[Begin INPUT]
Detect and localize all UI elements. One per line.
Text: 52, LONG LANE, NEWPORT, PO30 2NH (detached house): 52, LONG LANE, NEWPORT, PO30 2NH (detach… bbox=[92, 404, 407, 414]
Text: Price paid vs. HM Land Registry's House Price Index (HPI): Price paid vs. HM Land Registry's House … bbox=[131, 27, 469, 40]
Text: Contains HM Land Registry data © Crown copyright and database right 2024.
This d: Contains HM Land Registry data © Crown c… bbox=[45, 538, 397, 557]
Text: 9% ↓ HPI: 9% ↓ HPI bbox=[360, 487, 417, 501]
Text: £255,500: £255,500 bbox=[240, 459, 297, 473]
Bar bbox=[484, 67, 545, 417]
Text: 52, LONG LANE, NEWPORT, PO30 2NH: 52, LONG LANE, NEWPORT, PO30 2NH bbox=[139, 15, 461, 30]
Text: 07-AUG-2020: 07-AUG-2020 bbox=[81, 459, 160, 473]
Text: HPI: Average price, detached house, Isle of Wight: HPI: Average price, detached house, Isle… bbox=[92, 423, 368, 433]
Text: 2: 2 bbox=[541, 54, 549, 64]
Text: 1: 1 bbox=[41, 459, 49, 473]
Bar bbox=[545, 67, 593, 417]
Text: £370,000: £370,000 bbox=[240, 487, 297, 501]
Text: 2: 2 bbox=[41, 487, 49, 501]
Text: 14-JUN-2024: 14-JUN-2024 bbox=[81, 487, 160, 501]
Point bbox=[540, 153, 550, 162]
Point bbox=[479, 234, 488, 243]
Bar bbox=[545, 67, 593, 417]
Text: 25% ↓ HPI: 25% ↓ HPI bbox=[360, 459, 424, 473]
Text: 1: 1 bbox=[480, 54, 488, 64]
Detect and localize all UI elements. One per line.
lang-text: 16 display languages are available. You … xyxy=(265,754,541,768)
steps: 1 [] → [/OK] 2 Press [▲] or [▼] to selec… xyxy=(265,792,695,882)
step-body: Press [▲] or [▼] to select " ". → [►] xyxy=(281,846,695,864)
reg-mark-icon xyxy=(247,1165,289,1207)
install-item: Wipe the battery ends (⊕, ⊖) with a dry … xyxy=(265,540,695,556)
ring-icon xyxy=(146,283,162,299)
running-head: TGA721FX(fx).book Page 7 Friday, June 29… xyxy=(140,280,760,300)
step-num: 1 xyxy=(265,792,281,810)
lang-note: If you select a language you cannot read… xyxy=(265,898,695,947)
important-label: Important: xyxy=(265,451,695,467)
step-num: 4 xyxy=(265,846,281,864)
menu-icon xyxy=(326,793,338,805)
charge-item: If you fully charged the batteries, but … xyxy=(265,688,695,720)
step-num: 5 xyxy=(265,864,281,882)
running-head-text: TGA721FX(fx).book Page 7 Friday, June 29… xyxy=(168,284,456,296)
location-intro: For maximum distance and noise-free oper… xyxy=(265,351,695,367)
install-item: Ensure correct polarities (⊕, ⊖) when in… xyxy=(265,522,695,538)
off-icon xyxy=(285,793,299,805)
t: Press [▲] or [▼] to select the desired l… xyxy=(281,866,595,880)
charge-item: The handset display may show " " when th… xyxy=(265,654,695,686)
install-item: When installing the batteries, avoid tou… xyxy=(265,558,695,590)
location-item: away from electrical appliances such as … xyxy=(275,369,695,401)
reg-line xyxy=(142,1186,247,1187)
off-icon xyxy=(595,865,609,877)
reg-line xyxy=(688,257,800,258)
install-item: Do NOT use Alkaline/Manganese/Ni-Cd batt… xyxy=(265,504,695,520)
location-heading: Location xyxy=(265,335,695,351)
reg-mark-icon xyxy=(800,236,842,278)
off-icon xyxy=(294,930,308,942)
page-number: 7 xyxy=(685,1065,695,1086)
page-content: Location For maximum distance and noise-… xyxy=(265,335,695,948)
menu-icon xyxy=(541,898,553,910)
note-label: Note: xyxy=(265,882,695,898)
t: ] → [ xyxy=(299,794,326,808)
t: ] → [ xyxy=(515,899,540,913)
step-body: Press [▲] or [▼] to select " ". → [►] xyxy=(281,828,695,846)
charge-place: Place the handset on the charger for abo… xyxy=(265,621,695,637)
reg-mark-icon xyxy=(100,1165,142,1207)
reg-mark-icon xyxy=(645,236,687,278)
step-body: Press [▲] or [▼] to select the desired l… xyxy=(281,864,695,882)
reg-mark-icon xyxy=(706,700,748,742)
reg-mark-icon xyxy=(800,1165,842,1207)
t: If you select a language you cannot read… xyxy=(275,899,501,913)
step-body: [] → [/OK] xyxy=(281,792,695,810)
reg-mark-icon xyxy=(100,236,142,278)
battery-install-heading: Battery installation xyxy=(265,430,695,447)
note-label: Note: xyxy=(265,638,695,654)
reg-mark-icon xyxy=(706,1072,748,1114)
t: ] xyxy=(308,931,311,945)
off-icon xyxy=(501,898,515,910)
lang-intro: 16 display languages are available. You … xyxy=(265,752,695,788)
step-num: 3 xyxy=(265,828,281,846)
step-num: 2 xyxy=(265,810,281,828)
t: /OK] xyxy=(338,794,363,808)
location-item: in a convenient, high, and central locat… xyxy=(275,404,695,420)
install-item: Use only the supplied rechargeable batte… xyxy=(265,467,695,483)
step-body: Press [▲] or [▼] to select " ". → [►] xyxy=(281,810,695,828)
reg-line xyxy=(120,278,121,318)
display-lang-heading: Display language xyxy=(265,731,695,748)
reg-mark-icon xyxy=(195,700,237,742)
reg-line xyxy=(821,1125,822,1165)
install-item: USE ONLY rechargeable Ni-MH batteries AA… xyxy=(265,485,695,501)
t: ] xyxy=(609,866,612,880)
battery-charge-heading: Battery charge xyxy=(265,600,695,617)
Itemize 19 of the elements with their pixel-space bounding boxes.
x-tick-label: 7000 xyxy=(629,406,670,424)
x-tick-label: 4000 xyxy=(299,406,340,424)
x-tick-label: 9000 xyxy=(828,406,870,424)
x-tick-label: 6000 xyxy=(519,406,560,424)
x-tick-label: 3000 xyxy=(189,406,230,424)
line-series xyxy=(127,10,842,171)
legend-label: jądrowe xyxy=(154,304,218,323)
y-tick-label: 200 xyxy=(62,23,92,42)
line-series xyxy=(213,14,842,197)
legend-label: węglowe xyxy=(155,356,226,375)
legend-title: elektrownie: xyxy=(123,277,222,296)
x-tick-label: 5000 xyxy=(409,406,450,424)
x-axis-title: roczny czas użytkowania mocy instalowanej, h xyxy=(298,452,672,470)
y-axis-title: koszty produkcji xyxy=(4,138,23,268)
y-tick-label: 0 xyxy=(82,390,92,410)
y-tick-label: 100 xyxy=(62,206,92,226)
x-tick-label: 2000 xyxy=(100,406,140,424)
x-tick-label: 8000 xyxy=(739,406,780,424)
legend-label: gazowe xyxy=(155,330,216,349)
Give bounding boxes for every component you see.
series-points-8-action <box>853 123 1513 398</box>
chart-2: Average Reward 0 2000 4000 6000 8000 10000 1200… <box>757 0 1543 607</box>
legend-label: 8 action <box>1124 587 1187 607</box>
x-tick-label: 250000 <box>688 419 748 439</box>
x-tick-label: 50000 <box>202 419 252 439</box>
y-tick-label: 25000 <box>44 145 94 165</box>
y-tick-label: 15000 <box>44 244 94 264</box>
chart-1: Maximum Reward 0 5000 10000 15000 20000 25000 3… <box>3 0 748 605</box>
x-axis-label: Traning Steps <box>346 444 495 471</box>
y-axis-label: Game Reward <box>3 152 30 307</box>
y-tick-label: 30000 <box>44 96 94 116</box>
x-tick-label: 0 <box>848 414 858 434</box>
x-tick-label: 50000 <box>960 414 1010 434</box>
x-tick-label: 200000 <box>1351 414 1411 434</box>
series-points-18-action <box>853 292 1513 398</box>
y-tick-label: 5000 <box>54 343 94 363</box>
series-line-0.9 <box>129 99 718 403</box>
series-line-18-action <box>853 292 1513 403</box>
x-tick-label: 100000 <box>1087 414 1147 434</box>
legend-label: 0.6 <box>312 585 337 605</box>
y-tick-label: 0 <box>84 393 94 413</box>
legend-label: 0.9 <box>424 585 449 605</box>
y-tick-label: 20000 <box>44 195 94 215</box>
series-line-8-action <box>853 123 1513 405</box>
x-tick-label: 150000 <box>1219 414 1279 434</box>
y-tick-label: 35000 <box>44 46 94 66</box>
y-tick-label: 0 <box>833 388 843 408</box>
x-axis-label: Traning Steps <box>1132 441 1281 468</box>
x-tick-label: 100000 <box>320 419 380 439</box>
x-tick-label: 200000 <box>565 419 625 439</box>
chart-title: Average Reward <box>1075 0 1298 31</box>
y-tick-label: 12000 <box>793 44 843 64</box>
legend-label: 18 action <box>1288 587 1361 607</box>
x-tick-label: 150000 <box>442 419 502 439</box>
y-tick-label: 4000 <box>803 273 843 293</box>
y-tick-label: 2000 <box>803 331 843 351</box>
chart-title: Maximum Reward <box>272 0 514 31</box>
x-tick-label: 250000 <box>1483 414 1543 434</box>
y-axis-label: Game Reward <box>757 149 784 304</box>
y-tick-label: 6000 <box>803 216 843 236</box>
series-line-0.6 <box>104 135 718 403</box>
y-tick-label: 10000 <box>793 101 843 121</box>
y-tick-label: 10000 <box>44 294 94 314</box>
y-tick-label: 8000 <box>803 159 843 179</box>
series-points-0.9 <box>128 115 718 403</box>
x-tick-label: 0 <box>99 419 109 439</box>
[End INPUT]
Copy the listing word for word, starting with its first line and going on through the line that contains "Point bbox=[540, 153, 550, 162]". Include both of those lines.

REPLY TO THE TASK =>
Detect and localize all UI elements. One per line.
Text: 52, LONG LANE, NEWPORT, PO30 2NH (detached house): 52, LONG LANE, NEWPORT, PO30 2NH (detach… bbox=[92, 404, 407, 414]
Text: Price paid vs. HM Land Registry's House Price Index (HPI): Price paid vs. HM Land Registry's House … bbox=[131, 27, 469, 40]
Text: Contains HM Land Registry data © Crown copyright and database right 2024.
This d: Contains HM Land Registry data © Crown c… bbox=[45, 538, 397, 557]
Text: 9% ↓ HPI: 9% ↓ HPI bbox=[360, 487, 417, 501]
Text: £255,500: £255,500 bbox=[240, 459, 297, 473]
Bar bbox=[484, 67, 545, 417]
Text: 52, LONG LANE, NEWPORT, PO30 2NH: 52, LONG LANE, NEWPORT, PO30 2NH bbox=[139, 15, 461, 30]
Text: 07-AUG-2020: 07-AUG-2020 bbox=[81, 459, 160, 473]
Text: HPI: Average price, detached house, Isle of Wight: HPI: Average price, detached house, Isle… bbox=[92, 423, 368, 433]
Text: 2: 2 bbox=[541, 54, 549, 64]
Text: 1: 1 bbox=[41, 459, 49, 473]
Bar bbox=[545, 67, 593, 417]
Text: £370,000: £370,000 bbox=[240, 487, 297, 501]
Text: 2: 2 bbox=[41, 487, 49, 501]
Text: 14-JUN-2024: 14-JUN-2024 bbox=[81, 487, 160, 501]
Point bbox=[540, 153, 550, 162]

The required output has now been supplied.